**Set task**
Return every line of the records below unchanged.

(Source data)
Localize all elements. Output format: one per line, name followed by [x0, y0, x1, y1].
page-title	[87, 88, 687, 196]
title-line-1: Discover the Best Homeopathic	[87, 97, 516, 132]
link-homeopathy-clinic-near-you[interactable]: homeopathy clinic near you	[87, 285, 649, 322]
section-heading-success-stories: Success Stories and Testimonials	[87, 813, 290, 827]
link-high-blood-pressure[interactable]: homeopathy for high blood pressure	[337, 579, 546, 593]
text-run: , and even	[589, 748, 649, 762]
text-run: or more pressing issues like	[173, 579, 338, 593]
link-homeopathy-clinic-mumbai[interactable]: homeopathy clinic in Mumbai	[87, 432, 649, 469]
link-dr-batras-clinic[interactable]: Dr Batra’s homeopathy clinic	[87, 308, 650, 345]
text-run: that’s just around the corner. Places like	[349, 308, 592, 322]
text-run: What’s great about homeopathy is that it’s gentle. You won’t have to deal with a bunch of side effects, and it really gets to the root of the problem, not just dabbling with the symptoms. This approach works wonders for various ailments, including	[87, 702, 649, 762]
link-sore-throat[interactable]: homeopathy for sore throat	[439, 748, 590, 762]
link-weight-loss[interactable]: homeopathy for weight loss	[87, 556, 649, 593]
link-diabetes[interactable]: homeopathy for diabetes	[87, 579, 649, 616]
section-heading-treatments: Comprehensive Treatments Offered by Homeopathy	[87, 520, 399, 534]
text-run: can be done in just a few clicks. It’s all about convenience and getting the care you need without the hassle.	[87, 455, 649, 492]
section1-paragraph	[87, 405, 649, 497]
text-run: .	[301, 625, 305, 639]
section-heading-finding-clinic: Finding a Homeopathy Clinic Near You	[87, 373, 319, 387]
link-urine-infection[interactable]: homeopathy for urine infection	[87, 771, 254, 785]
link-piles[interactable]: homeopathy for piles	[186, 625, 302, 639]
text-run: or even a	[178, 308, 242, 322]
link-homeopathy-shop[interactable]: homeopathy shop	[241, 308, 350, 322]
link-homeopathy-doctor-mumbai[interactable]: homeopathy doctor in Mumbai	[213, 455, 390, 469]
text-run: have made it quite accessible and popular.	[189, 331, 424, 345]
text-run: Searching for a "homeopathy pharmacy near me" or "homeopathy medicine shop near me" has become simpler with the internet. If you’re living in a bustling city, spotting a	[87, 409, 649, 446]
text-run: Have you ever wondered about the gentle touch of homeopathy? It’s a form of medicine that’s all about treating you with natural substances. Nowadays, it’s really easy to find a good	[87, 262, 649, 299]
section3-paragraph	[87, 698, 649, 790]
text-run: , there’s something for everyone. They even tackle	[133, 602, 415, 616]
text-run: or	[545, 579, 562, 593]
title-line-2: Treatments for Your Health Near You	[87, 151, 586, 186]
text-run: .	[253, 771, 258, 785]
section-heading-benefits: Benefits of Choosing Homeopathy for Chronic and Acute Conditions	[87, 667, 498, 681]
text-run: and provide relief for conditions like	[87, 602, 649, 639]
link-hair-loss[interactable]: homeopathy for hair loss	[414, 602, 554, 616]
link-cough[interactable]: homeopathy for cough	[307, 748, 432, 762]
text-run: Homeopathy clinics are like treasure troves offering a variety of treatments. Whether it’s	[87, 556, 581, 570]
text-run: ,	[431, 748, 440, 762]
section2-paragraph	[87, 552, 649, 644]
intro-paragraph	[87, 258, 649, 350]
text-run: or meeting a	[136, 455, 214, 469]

**Task solution**
Localize all elements. Output format: one per line, name followed by [x0, y0, x1, y1].
page-title	[87, 88, 687, 196]
title-line-1: Discover the Best Homeopathic	[87, 97, 516, 132]
link-homeopathy-clinic-near-you[interactable]: homeopathy clinic near you	[87, 285, 649, 322]
section-heading-success-stories: Success Stories and Testimonials	[87, 813, 290, 827]
link-high-blood-pressure[interactable]: homeopathy for high blood pressure	[337, 579, 546, 593]
text-run: , and even	[589, 748, 649, 762]
text-run: or more pressing issues like	[173, 579, 338, 593]
link-homeopathy-clinic-mumbai[interactable]: homeopathy clinic in Mumbai	[87, 432, 649, 469]
link-dr-batras-clinic[interactable]: Dr Batra’s homeopathy clinic	[87, 308, 650, 345]
text-run: that’s just around the corner. Places like	[349, 308, 592, 322]
text-run: What’s great about homeopathy is that it’s gentle. You won’t have to deal with a bunch of side effects, and it really gets to the root of the problem, not just dabbling with the symptoms. This approach works wonders for various ailments, including	[87, 702, 649, 762]
link-sore-throat[interactable]: homeopathy for sore throat	[439, 748, 590, 762]
link-weight-loss[interactable]: homeopathy for weight loss	[87, 556, 649, 593]
link-diabetes[interactable]: homeopathy for diabetes	[87, 579, 649, 616]
section-heading-treatments: Comprehensive Treatments Offered by Homeopathy	[87, 520, 399, 534]
text-run: can be done in just a few clicks. It’s all about convenience and getting the care you need without the hassle.	[87, 455, 649, 492]
section1-paragraph	[87, 405, 649, 497]
text-run: .	[301, 625, 305, 639]
section-heading-finding-clinic: Finding a Homeopathy Clinic Near You	[87, 373, 319, 387]
link-urine-infection[interactable]: homeopathy for urine infection	[87, 771, 254, 785]
link-piles[interactable]: homeopathy for piles	[186, 625, 302, 639]
text-run: or even a	[178, 308, 242, 322]
link-homeopathy-shop[interactable]: homeopathy shop	[241, 308, 350, 322]
link-homeopathy-doctor-mumbai[interactable]: homeopathy doctor in Mumbai	[213, 455, 390, 469]
text-run: have made it quite accessible and popular.	[189, 331, 424, 345]
text-run: Searching for a "homeopathy pharmacy near me" or "homeopathy medicine shop near me" has become simpler with the internet. If you’re living in a bustling city, spotting a	[87, 409, 649, 446]
text-run: Have you ever wondered about the gentle touch of homeopathy? It’s a form of medicine that’s all about treating you with natural substances. Nowadays, it’s really easy to find a good	[87, 262, 649, 299]
section3-paragraph	[87, 698, 649, 790]
text-run: , there’s something for everyone. They even tackle	[133, 602, 415, 616]
text-run: or	[545, 579, 562, 593]
title-line-2: Treatments for Your Health Near You	[87, 151, 586, 186]
text-run: .	[253, 771, 258, 785]
section-heading-benefits: Benefits of Choosing Homeopathy for Chronic and Acute Conditions	[87, 667, 498, 681]
text-run: and provide relief for conditions like	[87, 602, 649, 639]
link-hair-loss[interactable]: homeopathy for hair loss	[414, 602, 554, 616]
link-cough[interactable]: homeopathy for cough	[307, 748, 432, 762]
text-run: Homeopathy clinics are like treasure troves offering a variety of treatments. Whether it’s	[87, 556, 581, 570]
text-run: ,	[431, 748, 440, 762]
section2-paragraph	[87, 552, 649, 644]
intro-paragraph	[87, 258, 649, 350]
text-run: or meeting a	[136, 455, 214, 469]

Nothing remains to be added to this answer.